Data provided -
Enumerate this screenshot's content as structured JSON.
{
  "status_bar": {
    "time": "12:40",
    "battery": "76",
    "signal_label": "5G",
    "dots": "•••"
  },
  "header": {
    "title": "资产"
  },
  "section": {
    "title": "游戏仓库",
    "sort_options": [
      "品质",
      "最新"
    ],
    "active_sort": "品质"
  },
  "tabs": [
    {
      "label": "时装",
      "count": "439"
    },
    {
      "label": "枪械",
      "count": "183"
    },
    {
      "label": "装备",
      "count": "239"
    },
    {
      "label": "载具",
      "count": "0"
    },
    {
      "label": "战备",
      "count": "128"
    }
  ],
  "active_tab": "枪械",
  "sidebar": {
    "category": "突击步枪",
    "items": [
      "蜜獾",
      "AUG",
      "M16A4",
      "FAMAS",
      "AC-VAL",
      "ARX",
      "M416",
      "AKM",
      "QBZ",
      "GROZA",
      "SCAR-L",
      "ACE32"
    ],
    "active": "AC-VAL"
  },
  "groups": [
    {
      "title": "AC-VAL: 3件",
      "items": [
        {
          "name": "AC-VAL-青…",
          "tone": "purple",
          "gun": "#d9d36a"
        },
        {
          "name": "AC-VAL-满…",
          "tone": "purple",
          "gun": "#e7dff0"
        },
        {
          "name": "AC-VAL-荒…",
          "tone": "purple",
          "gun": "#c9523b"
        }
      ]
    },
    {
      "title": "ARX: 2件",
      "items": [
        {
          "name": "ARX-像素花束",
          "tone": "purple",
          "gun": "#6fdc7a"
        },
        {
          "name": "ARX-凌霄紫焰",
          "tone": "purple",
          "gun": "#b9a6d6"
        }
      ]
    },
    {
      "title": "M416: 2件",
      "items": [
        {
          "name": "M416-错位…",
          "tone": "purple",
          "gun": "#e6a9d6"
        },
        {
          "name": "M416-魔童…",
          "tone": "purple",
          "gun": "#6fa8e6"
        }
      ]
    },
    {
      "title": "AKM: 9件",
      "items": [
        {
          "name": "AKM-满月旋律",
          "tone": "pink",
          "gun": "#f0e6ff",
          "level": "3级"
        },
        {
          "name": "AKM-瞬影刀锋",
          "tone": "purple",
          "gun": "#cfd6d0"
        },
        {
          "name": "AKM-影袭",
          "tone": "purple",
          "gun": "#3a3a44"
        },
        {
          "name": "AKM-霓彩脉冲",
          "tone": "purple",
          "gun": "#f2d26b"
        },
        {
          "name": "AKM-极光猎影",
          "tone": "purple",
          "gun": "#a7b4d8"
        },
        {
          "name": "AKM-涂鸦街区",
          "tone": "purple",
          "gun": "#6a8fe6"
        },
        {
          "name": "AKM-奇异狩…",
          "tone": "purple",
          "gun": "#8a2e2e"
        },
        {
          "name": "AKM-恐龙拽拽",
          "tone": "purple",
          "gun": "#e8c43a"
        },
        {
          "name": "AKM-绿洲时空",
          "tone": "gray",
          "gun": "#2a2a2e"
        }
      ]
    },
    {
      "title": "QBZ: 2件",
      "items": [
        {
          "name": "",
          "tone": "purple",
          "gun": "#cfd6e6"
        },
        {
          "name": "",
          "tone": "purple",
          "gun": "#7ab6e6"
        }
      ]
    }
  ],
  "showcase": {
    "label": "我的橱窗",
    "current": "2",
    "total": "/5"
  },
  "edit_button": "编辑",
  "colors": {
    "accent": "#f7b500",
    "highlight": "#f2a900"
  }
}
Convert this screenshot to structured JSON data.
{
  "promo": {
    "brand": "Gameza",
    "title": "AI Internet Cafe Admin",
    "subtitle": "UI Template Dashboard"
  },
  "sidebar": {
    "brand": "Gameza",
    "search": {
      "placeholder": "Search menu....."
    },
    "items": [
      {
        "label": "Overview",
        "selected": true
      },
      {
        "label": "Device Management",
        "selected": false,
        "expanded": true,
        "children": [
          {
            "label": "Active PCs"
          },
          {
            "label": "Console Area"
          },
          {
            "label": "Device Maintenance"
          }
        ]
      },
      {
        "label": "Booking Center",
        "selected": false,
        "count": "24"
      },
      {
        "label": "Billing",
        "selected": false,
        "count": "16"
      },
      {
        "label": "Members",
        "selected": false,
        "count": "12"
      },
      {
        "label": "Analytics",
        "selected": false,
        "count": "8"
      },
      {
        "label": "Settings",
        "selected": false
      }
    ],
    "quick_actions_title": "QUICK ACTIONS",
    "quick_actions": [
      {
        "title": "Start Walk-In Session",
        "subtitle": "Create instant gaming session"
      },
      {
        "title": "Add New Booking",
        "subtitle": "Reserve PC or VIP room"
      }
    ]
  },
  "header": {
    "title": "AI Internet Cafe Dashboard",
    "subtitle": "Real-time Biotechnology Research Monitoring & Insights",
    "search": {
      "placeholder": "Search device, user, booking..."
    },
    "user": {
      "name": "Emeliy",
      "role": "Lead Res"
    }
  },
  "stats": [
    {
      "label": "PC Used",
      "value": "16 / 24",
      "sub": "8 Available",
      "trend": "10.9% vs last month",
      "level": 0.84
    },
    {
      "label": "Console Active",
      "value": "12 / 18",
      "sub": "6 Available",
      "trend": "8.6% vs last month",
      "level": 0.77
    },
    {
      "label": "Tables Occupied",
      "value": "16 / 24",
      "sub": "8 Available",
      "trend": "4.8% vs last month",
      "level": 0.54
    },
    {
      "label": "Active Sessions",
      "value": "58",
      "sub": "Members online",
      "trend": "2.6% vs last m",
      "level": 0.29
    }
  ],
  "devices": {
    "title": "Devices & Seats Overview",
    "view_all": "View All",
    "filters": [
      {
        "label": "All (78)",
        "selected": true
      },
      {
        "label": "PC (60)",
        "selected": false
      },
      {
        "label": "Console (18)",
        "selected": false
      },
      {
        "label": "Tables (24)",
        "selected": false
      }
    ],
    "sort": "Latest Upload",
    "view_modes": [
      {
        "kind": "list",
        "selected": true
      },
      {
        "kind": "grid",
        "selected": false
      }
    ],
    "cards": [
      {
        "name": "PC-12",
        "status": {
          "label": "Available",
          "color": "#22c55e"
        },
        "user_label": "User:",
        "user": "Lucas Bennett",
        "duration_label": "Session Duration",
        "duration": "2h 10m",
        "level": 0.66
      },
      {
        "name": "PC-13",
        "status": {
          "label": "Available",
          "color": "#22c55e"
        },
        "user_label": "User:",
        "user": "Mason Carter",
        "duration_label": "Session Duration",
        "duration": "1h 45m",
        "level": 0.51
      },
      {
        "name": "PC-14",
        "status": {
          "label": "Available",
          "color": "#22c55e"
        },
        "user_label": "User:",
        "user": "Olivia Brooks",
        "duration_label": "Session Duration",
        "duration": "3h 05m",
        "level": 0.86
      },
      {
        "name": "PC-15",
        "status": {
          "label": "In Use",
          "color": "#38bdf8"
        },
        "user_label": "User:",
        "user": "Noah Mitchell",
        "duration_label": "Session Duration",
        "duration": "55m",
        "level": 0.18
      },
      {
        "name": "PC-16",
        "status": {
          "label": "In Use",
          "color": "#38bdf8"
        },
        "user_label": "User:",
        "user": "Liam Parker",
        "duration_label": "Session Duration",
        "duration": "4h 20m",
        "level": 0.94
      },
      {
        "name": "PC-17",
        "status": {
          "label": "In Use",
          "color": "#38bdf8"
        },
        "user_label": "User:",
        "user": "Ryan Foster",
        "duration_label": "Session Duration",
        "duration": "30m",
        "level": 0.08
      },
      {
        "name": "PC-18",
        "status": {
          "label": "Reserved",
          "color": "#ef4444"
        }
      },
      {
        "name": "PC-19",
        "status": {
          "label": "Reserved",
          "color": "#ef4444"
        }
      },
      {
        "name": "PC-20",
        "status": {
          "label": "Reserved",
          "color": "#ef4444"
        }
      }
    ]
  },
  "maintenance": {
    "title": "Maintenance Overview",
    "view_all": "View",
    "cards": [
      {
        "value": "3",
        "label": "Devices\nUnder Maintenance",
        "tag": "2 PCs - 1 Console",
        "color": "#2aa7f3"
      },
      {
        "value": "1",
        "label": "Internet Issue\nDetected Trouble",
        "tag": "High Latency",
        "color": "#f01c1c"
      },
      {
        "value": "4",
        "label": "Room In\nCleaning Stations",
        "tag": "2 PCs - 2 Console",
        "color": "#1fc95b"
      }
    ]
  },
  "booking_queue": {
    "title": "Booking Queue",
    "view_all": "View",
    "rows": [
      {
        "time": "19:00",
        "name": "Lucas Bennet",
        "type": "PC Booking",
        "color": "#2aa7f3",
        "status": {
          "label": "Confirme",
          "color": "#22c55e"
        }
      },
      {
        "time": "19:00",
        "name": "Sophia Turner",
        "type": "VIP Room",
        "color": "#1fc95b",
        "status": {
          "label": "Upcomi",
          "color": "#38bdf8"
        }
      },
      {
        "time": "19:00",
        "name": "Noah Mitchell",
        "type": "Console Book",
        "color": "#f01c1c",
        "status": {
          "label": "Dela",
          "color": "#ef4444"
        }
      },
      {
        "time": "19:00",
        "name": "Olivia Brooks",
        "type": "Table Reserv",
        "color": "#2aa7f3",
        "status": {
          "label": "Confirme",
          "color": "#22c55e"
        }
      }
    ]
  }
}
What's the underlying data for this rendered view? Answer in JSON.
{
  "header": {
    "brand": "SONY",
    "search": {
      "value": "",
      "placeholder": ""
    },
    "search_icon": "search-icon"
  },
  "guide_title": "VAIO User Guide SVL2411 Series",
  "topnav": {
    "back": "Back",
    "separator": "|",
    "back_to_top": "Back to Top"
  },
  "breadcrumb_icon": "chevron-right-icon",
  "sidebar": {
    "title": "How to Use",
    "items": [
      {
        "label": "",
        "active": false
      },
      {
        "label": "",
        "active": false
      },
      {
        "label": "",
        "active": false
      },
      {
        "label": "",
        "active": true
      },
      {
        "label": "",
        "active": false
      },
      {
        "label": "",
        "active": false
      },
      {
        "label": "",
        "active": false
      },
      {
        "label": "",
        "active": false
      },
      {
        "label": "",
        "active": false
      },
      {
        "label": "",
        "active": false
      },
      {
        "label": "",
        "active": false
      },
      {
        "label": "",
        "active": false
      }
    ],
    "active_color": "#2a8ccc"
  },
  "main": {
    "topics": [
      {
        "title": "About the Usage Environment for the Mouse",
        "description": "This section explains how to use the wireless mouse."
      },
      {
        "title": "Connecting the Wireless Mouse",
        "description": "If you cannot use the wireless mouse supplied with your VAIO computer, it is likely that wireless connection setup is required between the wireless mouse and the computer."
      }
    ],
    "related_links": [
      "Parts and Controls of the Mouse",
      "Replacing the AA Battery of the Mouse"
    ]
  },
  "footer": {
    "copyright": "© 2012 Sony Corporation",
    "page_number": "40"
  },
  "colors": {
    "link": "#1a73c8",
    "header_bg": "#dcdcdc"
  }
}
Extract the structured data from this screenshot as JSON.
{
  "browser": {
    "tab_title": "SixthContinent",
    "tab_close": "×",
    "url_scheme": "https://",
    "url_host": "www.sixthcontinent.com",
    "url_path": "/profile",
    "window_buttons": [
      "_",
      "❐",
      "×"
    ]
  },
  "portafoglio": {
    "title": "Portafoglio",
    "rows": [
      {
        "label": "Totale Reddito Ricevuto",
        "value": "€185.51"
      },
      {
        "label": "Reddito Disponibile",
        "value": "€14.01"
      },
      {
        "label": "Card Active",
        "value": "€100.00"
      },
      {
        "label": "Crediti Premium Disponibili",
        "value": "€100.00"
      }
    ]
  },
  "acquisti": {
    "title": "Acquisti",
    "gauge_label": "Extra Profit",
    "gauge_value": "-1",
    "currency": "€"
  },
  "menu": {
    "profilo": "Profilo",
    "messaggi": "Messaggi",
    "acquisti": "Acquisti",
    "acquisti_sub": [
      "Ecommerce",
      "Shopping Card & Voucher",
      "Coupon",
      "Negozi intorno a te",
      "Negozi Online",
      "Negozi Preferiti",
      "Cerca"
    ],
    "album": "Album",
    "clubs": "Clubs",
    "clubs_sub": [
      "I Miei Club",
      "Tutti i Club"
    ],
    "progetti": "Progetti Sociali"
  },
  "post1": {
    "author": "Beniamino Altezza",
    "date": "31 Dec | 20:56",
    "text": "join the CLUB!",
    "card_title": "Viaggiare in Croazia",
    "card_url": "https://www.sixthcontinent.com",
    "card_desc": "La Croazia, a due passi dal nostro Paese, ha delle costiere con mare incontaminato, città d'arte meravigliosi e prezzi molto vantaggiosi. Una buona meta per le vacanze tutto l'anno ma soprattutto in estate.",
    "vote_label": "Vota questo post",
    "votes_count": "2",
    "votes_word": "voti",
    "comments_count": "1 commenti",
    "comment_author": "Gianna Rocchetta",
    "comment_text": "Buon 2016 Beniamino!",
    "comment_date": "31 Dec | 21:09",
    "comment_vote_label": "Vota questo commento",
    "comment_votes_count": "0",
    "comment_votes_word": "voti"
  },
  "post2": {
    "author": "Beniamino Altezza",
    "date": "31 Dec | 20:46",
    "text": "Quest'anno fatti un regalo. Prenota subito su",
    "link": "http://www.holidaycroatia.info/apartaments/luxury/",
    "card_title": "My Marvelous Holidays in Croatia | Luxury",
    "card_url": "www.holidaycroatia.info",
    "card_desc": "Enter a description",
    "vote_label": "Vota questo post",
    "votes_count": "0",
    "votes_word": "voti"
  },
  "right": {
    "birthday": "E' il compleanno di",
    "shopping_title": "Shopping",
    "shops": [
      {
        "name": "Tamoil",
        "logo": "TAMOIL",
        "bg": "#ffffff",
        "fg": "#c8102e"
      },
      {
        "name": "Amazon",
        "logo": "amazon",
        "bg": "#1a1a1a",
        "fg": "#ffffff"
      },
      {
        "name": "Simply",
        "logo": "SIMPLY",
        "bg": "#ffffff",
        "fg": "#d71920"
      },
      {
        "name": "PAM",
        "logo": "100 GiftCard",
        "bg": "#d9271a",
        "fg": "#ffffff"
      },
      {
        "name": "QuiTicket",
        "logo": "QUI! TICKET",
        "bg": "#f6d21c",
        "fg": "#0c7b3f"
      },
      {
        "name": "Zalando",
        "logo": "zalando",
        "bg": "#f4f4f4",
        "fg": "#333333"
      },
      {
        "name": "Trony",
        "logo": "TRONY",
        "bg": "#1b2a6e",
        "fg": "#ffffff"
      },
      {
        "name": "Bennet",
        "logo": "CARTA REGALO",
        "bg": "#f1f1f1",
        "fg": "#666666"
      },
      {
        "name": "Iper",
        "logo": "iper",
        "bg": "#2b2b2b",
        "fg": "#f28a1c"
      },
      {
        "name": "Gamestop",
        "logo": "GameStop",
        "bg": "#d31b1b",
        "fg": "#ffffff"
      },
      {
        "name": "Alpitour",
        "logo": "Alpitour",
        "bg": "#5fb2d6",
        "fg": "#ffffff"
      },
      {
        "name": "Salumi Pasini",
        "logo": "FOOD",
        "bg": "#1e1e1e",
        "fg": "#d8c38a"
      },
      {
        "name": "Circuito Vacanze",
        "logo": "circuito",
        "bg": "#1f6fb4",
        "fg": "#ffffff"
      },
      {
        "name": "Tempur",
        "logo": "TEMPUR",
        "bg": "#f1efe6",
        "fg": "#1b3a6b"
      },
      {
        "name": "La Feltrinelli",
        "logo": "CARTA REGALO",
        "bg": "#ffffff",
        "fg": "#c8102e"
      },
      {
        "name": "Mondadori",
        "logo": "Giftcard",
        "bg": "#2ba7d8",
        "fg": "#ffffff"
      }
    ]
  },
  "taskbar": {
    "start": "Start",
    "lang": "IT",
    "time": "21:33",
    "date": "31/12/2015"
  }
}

Task directions - Where a line in the material contains "screenshot", copy that line.

Answer to this task -
Enumerate this screenshot's content as structured JSON.
Convert this screenshot to structured JSON data.
Extract the structured data from this screenshot as JSON.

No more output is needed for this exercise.